Copy whichever lines contain the string "статус".

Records
>>>

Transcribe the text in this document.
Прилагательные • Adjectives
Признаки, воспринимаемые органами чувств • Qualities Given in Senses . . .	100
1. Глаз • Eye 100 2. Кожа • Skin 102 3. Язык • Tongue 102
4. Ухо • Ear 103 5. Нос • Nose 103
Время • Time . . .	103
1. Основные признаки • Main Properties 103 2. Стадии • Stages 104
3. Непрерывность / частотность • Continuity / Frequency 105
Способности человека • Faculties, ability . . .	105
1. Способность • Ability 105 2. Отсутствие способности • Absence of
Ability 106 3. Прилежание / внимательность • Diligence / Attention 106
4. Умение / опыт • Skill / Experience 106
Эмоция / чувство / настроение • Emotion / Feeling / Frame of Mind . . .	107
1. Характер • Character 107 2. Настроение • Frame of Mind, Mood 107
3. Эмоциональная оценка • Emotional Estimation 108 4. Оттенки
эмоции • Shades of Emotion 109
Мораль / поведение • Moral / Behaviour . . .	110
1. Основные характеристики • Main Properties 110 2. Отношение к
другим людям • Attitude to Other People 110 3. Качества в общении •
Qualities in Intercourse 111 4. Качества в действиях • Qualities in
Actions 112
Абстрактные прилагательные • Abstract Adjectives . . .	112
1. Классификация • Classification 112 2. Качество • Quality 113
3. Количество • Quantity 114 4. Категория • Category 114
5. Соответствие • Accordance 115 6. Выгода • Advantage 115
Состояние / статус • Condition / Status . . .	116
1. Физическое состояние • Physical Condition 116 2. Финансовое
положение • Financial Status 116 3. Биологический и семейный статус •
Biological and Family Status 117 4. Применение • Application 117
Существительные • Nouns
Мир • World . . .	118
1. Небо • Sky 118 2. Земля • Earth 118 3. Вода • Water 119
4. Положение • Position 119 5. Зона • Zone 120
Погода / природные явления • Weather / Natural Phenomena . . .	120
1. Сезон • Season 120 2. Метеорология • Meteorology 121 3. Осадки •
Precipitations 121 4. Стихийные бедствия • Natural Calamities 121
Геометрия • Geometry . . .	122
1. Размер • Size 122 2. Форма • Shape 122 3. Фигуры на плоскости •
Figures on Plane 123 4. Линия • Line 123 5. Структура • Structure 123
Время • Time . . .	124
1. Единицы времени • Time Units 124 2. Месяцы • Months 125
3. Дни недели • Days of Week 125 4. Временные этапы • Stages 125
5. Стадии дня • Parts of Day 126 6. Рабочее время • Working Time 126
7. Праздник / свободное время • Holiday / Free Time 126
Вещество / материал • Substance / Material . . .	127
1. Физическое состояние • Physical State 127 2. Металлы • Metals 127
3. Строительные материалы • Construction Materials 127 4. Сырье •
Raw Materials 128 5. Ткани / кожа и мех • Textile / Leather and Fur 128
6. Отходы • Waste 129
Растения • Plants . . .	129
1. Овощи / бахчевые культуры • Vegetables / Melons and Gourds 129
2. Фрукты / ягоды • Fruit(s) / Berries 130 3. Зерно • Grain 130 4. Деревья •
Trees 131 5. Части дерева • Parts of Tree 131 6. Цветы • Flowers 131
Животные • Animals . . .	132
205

<<<
>>>

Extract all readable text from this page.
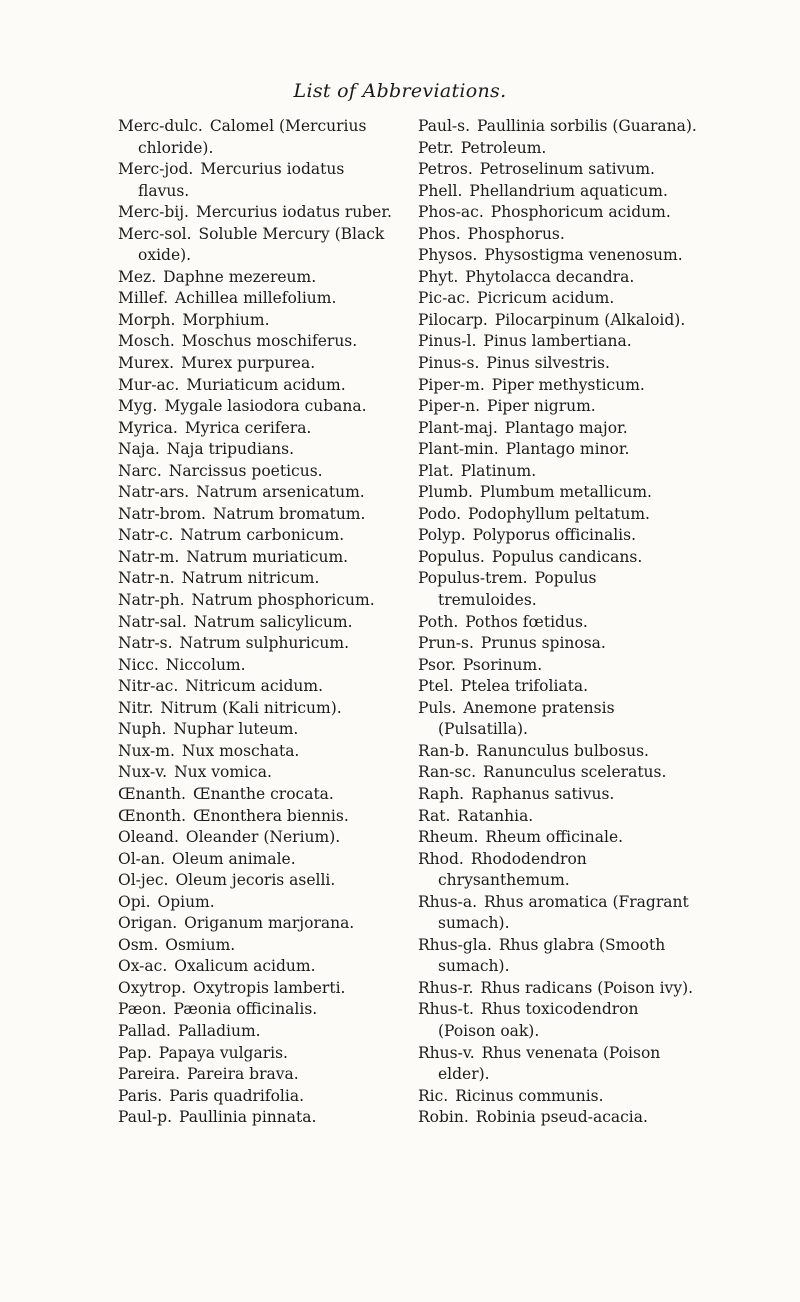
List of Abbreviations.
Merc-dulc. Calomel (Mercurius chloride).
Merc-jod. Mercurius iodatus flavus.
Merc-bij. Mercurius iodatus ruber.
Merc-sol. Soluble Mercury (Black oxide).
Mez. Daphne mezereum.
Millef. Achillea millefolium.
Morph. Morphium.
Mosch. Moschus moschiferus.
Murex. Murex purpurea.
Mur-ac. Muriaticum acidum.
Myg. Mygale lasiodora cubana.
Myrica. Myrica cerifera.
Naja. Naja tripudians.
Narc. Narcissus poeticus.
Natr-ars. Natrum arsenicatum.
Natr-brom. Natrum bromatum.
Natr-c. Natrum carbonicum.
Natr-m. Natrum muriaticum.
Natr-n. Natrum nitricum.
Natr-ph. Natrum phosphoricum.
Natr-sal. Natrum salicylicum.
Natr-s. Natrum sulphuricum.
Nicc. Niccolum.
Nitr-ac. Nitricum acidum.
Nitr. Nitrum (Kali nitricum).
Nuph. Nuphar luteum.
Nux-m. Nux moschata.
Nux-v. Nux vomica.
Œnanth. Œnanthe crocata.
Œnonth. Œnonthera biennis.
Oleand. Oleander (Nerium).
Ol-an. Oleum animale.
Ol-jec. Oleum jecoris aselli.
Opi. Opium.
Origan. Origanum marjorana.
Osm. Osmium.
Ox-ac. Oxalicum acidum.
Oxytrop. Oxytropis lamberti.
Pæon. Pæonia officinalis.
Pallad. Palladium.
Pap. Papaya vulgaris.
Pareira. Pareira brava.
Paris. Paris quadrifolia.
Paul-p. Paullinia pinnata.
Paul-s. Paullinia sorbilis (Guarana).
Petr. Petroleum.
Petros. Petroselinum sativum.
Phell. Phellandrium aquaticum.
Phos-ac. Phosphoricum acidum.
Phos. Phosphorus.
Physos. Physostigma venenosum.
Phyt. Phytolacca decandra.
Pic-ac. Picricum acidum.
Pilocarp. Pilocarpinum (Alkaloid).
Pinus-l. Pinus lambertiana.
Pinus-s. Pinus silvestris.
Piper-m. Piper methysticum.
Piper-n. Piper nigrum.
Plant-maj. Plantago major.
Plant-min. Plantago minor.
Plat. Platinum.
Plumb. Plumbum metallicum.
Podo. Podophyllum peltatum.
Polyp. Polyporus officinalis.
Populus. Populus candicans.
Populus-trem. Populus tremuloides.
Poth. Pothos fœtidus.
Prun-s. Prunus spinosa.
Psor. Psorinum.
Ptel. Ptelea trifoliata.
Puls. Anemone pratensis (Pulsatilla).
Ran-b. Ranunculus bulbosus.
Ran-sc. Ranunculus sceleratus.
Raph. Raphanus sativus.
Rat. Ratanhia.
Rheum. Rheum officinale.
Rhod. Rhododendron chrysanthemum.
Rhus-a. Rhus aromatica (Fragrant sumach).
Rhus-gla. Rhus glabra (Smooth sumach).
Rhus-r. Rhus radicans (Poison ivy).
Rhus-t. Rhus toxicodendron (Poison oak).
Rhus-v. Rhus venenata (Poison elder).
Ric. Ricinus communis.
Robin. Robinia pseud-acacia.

<<<

- **Task output**:
Состояние / статус • Condition / Status . . .	116
положение • Financial Status 116 3. Биологический и семейный статус •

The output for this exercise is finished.